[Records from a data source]

#####

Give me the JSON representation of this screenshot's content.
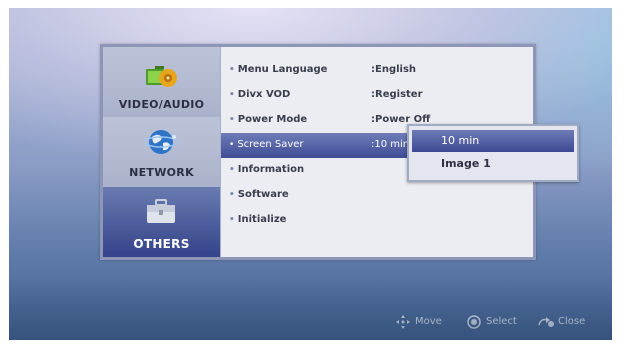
{
  "categories": [
    {
      "label": "VIDEO/AUDIO",
      "icon": "video-audio-icon"
    },
    {
      "label": "NETWORK",
      "icon": "network-globe-icon"
    },
    {
      "label": "OTHERS",
      "icon": "others-briefcase-icon"
    }
  ],
  "selected_category": "OTHERS",
  "menu": [
    {
      "label": "Menu Language",
      "value": ":English"
    },
    {
      "label": "Divx VOD",
      "value": ":Register"
    },
    {
      "label": "Power Mode",
      "value": ":Power Off"
    },
    {
      "label": "Screen Saver",
      "value": ":10 min"
    },
    {
      "label": "Information",
      "value": ""
    },
    {
      "label": "Software",
      "value": ""
    },
    {
      "label": "Initialize",
      "value": ""
    }
  ],
  "popup": {
    "options": [
      "10 min",
      "Image 1"
    ],
    "selected": "10 min"
  },
  "hints": [
    {
      "icon": "move-arrows-icon",
      "label": "Move"
    },
    {
      "icon": "select-circle-icon",
      "label": "Select"
    },
    {
      "icon": "close-back-icon",
      "label": "Close"
    }
  ],
  "colors": {
    "highlight": "#4a58a0",
    "panel_border": "#8d96b7",
    "background_top": "#aeb6d6",
    "background_bottom": "#46638f"
  }
}
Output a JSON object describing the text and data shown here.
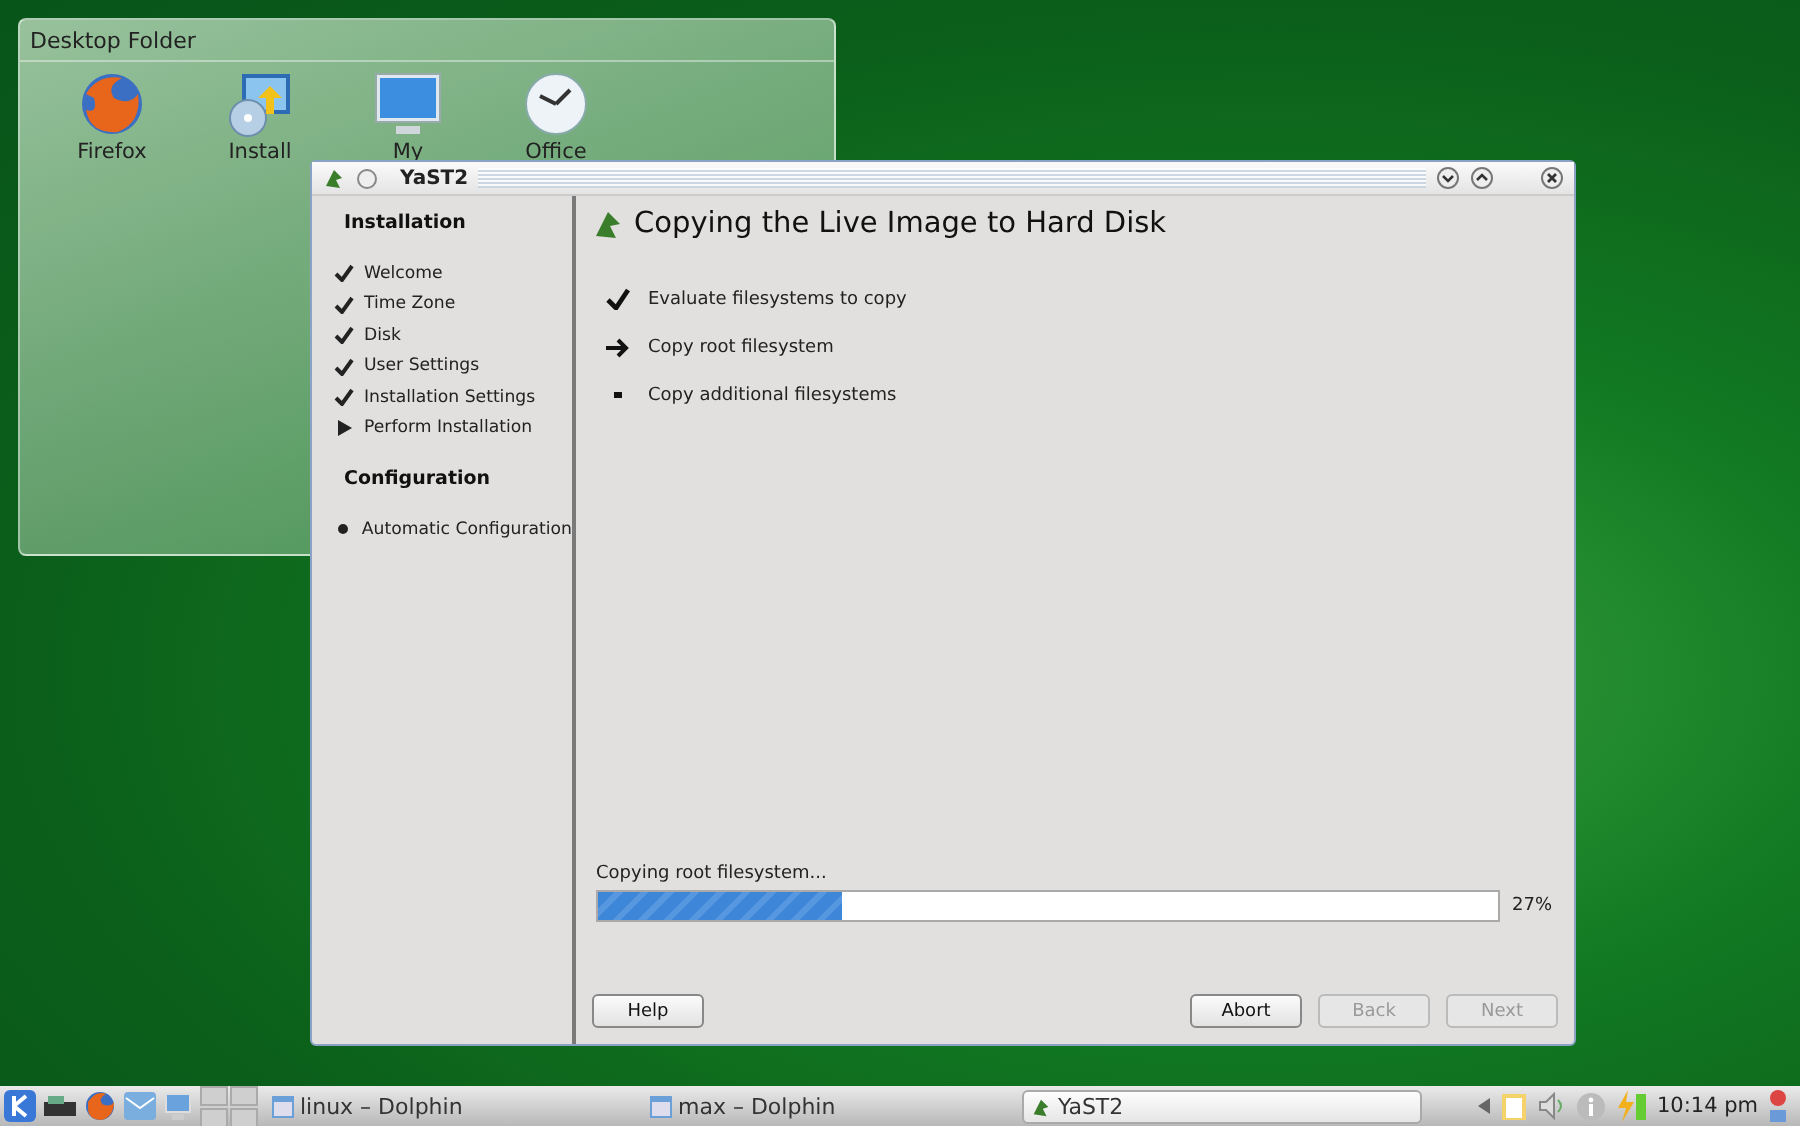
{
  "desktop_folder": {
    "title": "Desktop Folder",
    "icons": [
      {
        "label": "Firefox",
        "kind": "browser"
      },
      {
        "label": "Install",
        "kind": "install"
      },
      {
        "label": "My",
        "kind": "monitor"
      },
      {
        "label": "Office",
        "kind": "clock"
      }
    ]
  },
  "window": {
    "title": "YaST2",
    "sidebar": [
      {
        "heading": "Installation",
        "items": [
          {
            "label": "Welcome",
            "kind": "done"
          },
          {
            "label": "Time Zone",
            "kind": "done"
          },
          {
            "label": "Disk",
            "kind": "done"
          },
          {
            "label": "User Settings",
            "kind": "done"
          },
          {
            "label": "Installation Settings",
            "kind": "done"
          },
          {
            "label": "Perform Installation",
            "kind": "current"
          }
        ]
      },
      {
        "heading": "Configuration",
        "items": [
          {
            "label": "Automatic Configuration",
            "kind": "pending"
          }
        ]
      }
    ],
    "heading": "Copying the Live Image to Hard Disk",
    "steps": [
      {
        "label": "Evaluate filesystems to copy",
        "kind": "done"
      },
      {
        "label": "Copy root filesystem",
        "kind": "current"
      },
      {
        "label": "Copy additional filesystems",
        "kind": "pending"
      }
    ],
    "progress": {
      "label": "Copying root filesystem...",
      "level": 0.27,
      "reading": "27%"
    },
    "left_buttons": [
      {
        "label": "Help",
        "disabled": false
      }
    ],
    "right_buttons": [
      {
        "label": "Abort",
        "disabled": false
      },
      {
        "label": "Back",
        "disabled": true
      },
      {
        "label": "Next",
        "disabled": true
      }
    ]
  },
  "taskbar": {
    "tasks": [
      {
        "label": "linux – Dolphin",
        "kind": "folder",
        "selected": false
      },
      {
        "label": "max – Dolphin",
        "kind": "folder",
        "selected": false
      },
      {
        "label": "YaST2",
        "kind": "yast",
        "selected": true
      }
    ],
    "clock": "10:14 pm"
  }
}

#####

- SHORT PROBLEM -
Each record above should come back exactly the same, only without its pictures.

- FULL OUTPUT -
Give me the JSON representation of this screenshot's content.
{
  "categories": [
    {
      "label": "VIDEO/AUDIO",
      "icon": "video-audio-icon"
    },
    {
      "label": "NETWORK",
      "icon": "network-globe-icon"
    },
    {
      "label": "OTHERS",
      "icon": "others-briefcase-icon"
    }
  ],
  "selected_category": "OTHERS",
  "menu": [
    {
      "label": "Menu Language",
      "value": ":English"
    },
    {
      "label": "Divx VOD",
      "value": ":Register"
    },
    {
      "label": "Power Mode",
      "value": ":Power Off"
    },
    {
      "label": "Screen Saver",
      "value": ":10 min"
    },
    {
      "label": "Information",
      "value": ""
    },
    {
      "label": "Software",
      "value": ""
    },
    {
      "label": "Initialize",
      "value": ""
    }
  ],
  "popup": {
    "options": [
      "10 min",
      "Image 1"
    ],
    "selected": "10 min"
  },
  "hints": [
    {
      "icon": "move-arrows-icon",
      "label": "Move"
    },
    {
      "icon": "select-circle-icon",
      "label": "Select"
    },
    {
      "icon": "close-back-icon",
      "label": "Close"
    }
  ],
  "colors": {
    "highlight": "#4a58a0",
    "panel_border": "#8d96b7",
    "background_top": "#aeb6d6",
    "background_bottom": "#46638f"
  }
}
Output a JSON object describing the text and data shown here.
{
  "desktop_folder": {
    "title": "Desktop Folder",
    "icons": [
      {
        "label": "Firefox",
        "kind": "browser"
      },
      {
        "label": "Install",
        "kind": "install"
      },
      {
        "label": "My",
        "kind": "monitor"
      },
      {
        "label": "Office",
        "kind": "clock"
      }
    ]
  },
  "window": {
    "title": "YaST2",
    "sidebar": [
      {
        "heading": "Installation",
        "items": [
          {
            "label": "Welcome",
            "kind": "done"
          },
          {
            "label": "Time Zone",
            "kind": "done"
          },
          {
            "label": "Disk",
            "kind": "done"
          },
          {
            "label": "User Settings",
            "kind": "done"
          },
          {
            "label": "Installation Settings",
            "kind": "done"
          },
          {
            "label": "Perform Installation",
            "kind": "current"
          }
        ]
      },
      {
        "heading": "Configuration",
        "items": [
          {
            "label": "Automatic Configuration",
            "kind": "pending"
          }
        ]
      }
    ],
    "heading": "Copying the Live Image to Hard Disk",
    "steps": [
      {
        "label": "Evaluate filesystems to copy",
        "kind": "done"
      },
      {
        "label": "Copy root filesystem",
        "kind": "current"
      },
      {
        "label": "Copy additional filesystems",
        "kind": "pending"
      }
    ],
    "progress": {
      "label": "Copying root filesystem...",
      "level": 0.27,
      "reading": "27%"
    },
    "left_buttons": [
      {
        "label": "Help",
        "disabled": false
      }
    ],
    "right_buttons": [
      {
        "label": "Abort",
        "disabled": false
      },
      {
        "label": "Back",
        "disabled": true
      },
      {
        "label": "Next",
        "disabled": true
      }
    ]
  },
  "taskbar": {
    "tasks": [
      {
        "label": "linux – Dolphin",
        "kind": "folder",
        "selected": false
      },
      {
        "label": "max – Dolphin",
        "kind": "folder",
        "selected": false
      },
      {
        "label": "YaST2",
        "kind": "yast",
        "selected": true
      }
    ],
    "clock": "10:14 pm"
  }
}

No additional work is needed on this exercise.